Direction = Count, in the entries, the lines with "ylabel". Answer with the number only.

Part of a data file:
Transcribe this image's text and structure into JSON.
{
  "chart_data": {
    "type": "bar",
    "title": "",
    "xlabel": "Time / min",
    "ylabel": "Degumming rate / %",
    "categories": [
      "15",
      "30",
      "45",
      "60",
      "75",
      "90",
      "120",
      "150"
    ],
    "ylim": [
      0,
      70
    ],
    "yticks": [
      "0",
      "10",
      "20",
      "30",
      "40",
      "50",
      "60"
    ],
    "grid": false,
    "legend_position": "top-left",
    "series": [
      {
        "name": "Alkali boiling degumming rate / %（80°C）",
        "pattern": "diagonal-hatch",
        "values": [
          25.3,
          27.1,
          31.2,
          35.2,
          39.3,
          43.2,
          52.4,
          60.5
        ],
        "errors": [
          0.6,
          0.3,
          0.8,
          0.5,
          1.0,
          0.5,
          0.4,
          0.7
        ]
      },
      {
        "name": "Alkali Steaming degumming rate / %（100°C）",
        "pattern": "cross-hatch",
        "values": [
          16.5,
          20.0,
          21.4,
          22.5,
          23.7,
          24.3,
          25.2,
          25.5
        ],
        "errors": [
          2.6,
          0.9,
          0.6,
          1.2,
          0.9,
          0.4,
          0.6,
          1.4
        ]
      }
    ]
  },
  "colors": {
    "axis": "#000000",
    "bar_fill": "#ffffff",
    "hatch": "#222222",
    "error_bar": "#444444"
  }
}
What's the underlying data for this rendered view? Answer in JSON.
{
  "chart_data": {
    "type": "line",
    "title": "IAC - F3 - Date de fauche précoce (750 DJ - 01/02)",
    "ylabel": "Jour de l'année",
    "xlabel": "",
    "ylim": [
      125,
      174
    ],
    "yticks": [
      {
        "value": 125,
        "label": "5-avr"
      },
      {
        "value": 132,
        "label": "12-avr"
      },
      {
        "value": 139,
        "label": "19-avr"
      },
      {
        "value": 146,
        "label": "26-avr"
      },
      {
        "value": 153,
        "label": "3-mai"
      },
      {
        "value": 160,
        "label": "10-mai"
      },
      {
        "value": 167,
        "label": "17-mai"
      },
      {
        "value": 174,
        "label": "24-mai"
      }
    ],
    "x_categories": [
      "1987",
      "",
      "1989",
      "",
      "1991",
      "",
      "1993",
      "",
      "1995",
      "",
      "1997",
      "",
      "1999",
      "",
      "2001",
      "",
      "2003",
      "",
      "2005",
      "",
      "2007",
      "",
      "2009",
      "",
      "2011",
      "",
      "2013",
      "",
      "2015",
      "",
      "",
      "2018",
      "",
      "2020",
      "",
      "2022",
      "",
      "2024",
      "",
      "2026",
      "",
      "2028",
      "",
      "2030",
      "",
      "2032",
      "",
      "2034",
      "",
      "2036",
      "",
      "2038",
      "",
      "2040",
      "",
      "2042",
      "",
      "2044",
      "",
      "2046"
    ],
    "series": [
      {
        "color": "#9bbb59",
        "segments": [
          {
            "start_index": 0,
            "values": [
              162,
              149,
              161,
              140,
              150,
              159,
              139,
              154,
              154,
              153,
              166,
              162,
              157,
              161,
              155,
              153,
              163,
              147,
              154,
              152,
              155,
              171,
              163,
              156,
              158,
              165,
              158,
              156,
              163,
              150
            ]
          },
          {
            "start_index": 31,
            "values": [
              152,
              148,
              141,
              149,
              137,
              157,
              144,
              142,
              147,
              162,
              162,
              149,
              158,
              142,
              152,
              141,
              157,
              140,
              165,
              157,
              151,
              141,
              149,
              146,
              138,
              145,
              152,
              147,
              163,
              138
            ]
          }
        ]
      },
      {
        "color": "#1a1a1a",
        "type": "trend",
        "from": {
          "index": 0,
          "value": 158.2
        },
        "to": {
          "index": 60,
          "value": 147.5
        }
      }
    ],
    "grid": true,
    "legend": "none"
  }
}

Solution for this problem = 2